### Given instruction
Skip the images and return the records below exactly.
-- Records start --
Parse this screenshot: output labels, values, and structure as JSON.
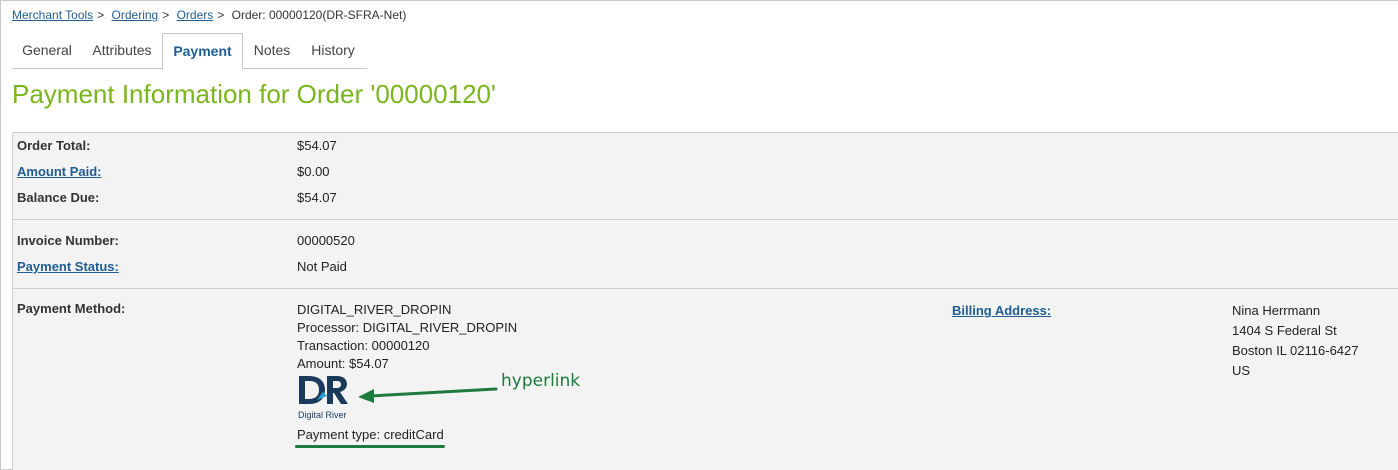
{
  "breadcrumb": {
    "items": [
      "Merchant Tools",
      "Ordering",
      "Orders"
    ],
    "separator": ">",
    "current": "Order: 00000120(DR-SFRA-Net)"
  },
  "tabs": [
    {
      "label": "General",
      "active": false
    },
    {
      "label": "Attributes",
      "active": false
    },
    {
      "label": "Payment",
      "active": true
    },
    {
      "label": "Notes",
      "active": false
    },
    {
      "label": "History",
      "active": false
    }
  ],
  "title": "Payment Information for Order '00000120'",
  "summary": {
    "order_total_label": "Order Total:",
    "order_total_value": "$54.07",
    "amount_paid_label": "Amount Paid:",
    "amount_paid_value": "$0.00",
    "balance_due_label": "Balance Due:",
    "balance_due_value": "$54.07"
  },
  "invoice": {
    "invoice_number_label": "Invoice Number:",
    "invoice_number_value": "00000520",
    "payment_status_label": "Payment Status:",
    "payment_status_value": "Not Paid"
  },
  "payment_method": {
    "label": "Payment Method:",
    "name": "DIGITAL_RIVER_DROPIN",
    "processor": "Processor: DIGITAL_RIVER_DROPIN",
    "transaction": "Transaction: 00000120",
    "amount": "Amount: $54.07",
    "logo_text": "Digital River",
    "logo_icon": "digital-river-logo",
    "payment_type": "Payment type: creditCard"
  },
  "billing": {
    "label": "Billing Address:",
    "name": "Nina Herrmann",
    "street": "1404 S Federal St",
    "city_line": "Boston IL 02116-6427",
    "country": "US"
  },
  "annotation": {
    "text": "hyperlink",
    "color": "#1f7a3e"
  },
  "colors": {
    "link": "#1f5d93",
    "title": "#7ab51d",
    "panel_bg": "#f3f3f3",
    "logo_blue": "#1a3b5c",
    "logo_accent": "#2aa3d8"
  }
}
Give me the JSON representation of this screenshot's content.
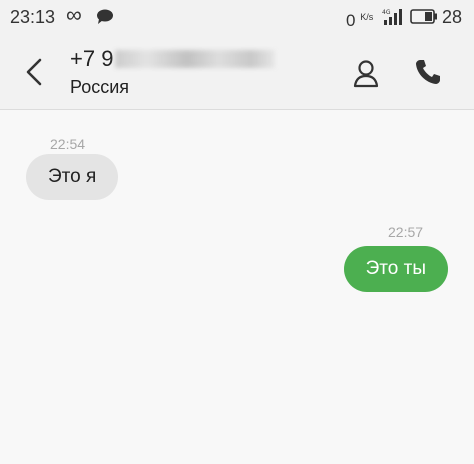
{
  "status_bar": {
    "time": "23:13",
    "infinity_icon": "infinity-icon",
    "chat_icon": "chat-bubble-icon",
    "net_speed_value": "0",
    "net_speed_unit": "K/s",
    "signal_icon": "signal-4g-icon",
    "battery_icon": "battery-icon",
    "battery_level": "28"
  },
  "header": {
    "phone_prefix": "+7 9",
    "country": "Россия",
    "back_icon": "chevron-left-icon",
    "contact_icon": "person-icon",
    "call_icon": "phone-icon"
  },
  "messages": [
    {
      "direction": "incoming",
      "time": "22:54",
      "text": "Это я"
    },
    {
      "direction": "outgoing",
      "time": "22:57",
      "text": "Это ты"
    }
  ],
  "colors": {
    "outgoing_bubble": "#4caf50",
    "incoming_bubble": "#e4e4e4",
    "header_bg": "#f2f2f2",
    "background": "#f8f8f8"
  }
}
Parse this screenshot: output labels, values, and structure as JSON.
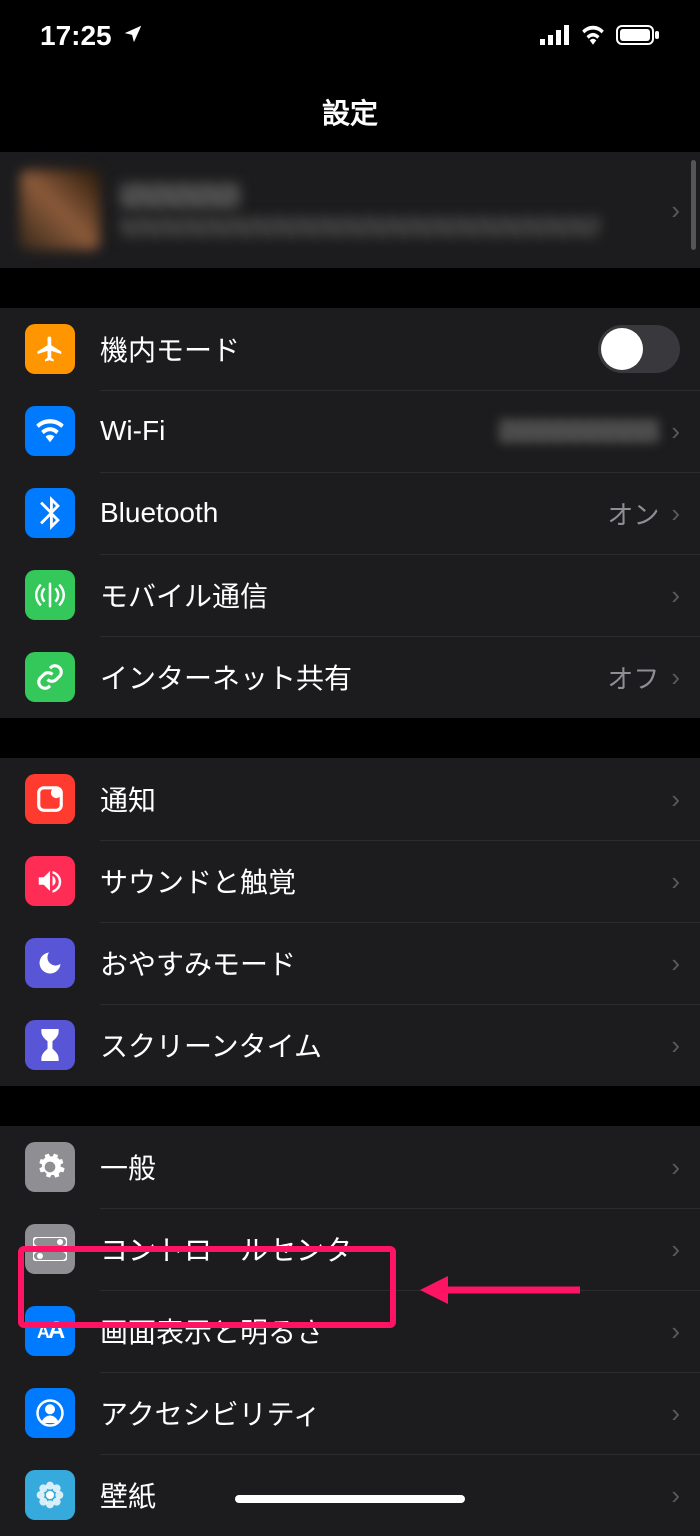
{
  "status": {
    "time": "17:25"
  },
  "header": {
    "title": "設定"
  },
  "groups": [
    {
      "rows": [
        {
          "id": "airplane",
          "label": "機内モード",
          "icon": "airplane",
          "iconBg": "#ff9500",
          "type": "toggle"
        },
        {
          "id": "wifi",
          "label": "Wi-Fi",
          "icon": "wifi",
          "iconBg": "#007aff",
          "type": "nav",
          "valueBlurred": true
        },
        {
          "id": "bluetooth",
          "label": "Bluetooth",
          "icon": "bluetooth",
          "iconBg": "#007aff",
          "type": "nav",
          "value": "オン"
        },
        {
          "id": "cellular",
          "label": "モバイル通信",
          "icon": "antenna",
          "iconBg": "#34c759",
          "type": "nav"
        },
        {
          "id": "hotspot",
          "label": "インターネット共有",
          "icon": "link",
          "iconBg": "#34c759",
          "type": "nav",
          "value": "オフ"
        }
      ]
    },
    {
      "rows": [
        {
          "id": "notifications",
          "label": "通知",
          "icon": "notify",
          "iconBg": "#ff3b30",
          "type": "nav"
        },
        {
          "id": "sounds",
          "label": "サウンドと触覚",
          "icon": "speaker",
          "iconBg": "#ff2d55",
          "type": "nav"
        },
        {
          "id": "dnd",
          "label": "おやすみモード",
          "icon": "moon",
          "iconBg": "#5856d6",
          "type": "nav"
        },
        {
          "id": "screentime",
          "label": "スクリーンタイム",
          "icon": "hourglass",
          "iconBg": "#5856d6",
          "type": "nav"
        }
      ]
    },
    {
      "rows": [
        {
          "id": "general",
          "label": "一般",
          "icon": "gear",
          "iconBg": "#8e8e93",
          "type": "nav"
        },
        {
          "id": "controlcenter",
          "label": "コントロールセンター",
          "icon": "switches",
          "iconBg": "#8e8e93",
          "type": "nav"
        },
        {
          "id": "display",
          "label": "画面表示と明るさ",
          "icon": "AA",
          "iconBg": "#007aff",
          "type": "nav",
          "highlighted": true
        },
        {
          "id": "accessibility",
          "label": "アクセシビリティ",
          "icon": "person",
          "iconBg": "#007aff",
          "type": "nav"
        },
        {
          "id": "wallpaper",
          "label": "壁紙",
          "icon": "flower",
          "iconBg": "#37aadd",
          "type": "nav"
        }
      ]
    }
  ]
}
-- Records end --
### Output for this task
Parse this screenshot: output labels, values, and structure as JSON.
{
  "breadcrumb": {
    "items": [
      "Merchant Tools",
      "Ordering",
      "Orders"
    ],
    "separator": ">",
    "current": "Order: 00000120(DR-SFRA-Net)"
  },
  "tabs": [
    {
      "label": "General",
      "active": false
    },
    {
      "label": "Attributes",
      "active": false
    },
    {
      "label": "Payment",
      "active": true
    },
    {
      "label": "Notes",
      "active": false
    },
    {
      "label": "History",
      "active": false
    }
  ],
  "title": "Payment Information for Order '00000120'",
  "summary": {
    "order_total_label": "Order Total:",
    "order_total_value": "$54.07",
    "amount_paid_label": "Amount Paid:",
    "amount_paid_value": "$0.00",
    "balance_due_label": "Balance Due:",
    "balance_due_value": "$54.07"
  },
  "invoice": {
    "invoice_number_label": "Invoice Number:",
    "invoice_number_value": "00000520",
    "payment_status_label": "Payment Status:",
    "payment_status_value": "Not Paid"
  },
  "payment_method": {
    "label": "Payment Method:",
    "name": "DIGITAL_RIVER_DROPIN",
    "processor": "Processor: DIGITAL_RIVER_DROPIN",
    "transaction": "Transaction: 00000120",
    "amount": "Amount: $54.07",
    "logo_text": "Digital River",
    "logo_icon": "digital-river-logo",
    "payment_type": "Payment type: creditCard"
  },
  "billing": {
    "label": "Billing Address:",
    "name": "Nina Herrmann",
    "street": "1404 S Federal St",
    "city_line": "Boston IL 02116-6427",
    "country": "US"
  },
  "annotation": {
    "text": "hyperlink",
    "color": "#1f7a3e"
  },
  "colors": {
    "link": "#1f5d93",
    "title": "#7ab51d",
    "panel_bg": "#f3f3f3",
    "logo_blue": "#1a3b5c",
    "logo_accent": "#2aa3d8"
  }
}
Give me the JSON representation of this screenshot's content.
{
  "status_bar": {
    "time": "23:13",
    "infinity_icon": "infinity-icon",
    "chat_icon": "chat-bubble-icon",
    "net_speed_value": "0",
    "net_speed_unit": "K/s",
    "signal_icon": "signal-4g-icon",
    "battery_icon": "battery-icon",
    "battery_level": "28"
  },
  "header": {
    "phone_prefix": "+7 9",
    "country": "Россия",
    "back_icon": "chevron-left-icon",
    "contact_icon": "person-icon",
    "call_icon": "phone-icon"
  },
  "messages": [
    {
      "direction": "incoming",
      "time": "22:54",
      "text": "Это я"
    },
    {
      "direction": "outgoing",
      "time": "22:57",
      "text": "Это ты"
    }
  ],
  "colors": {
    "outgoing_bubble": "#4caf50",
    "incoming_bubble": "#e4e4e4",
    "header_bg": "#f2f2f2",
    "background": "#f8f8f8"
  }
}
Parse this screenshot: output labels, values, and structure as JSON.
{
  "status": {
    "time": "17:25"
  },
  "header": {
    "title": "設定"
  },
  "groups": [
    {
      "rows": [
        {
          "id": "airplane",
          "label": "機内モード",
          "icon": "airplane",
          "iconBg": "#ff9500",
          "type": "toggle"
        },
        {
          "id": "wifi",
          "label": "Wi-Fi",
          "icon": "wifi",
          "iconBg": "#007aff",
          "type": "nav",
          "valueBlurred": true
        },
        {
          "id": "bluetooth",
          "label": "Bluetooth",
          "icon": "bluetooth",
          "iconBg": "#007aff",
          "type": "nav",
          "value": "オン"
        },
        {
          "id": "cellular",
          "label": "モバイル通信",
          "icon": "antenna",
          "iconBg": "#34c759",
          "type": "nav"
        },
        {
          "id": "hotspot",
          "label": "インターネット共有",
          "icon": "link",
          "iconBg": "#34c759",
          "type": "nav",
          "value": "オフ"
        }
      ]
    },
    {
      "rows": [
        {
          "id": "notifications",
          "label": "通知",
          "icon": "notify",
          "iconBg": "#ff3b30",
          "type": "nav"
        },
        {
          "id": "sounds",
          "label": "サウンドと触覚",
          "icon": "speaker",
          "iconBg": "#ff2d55",
          "type": "nav"
        },
        {
          "id": "dnd",
          "label": "おやすみモード",
          "icon": "moon",
          "iconBg": "#5856d6",
          "type": "nav"
        },
        {
          "id": "screentime",
          "label": "スクリーンタイム",
          "icon": "hourglass",
          "iconBg": "#5856d6",
          "type": "nav"
        }
      ]
    },
    {
      "rows": [
        {
          "id": "general",
          "label": "一般",
          "icon": "gear",
          "iconBg": "#8e8e93",
          "type": "nav"
        },
        {
          "id": "controlcenter",
          "label": "コントロールセンター",
          "icon": "switches",
          "iconBg": "#8e8e93",
          "type": "nav"
        },
        {
          "id": "display",
          "label": "画面表示と明るさ",
          "icon": "AA",
          "iconBg": "#007aff",
          "type": "nav",
          "highlighted": true
        },
        {
          "id": "accessibility",
          "label": "アクセシビリティ",
          "icon": "person",
          "iconBg": "#007aff",
          "type": "nav"
        },
        {
          "id": "wallpaper",
          "label": "壁紙",
          "icon": "flower",
          "iconBg": "#37aadd",
          "type": "nav"
        }
      ]
    }
  ]
}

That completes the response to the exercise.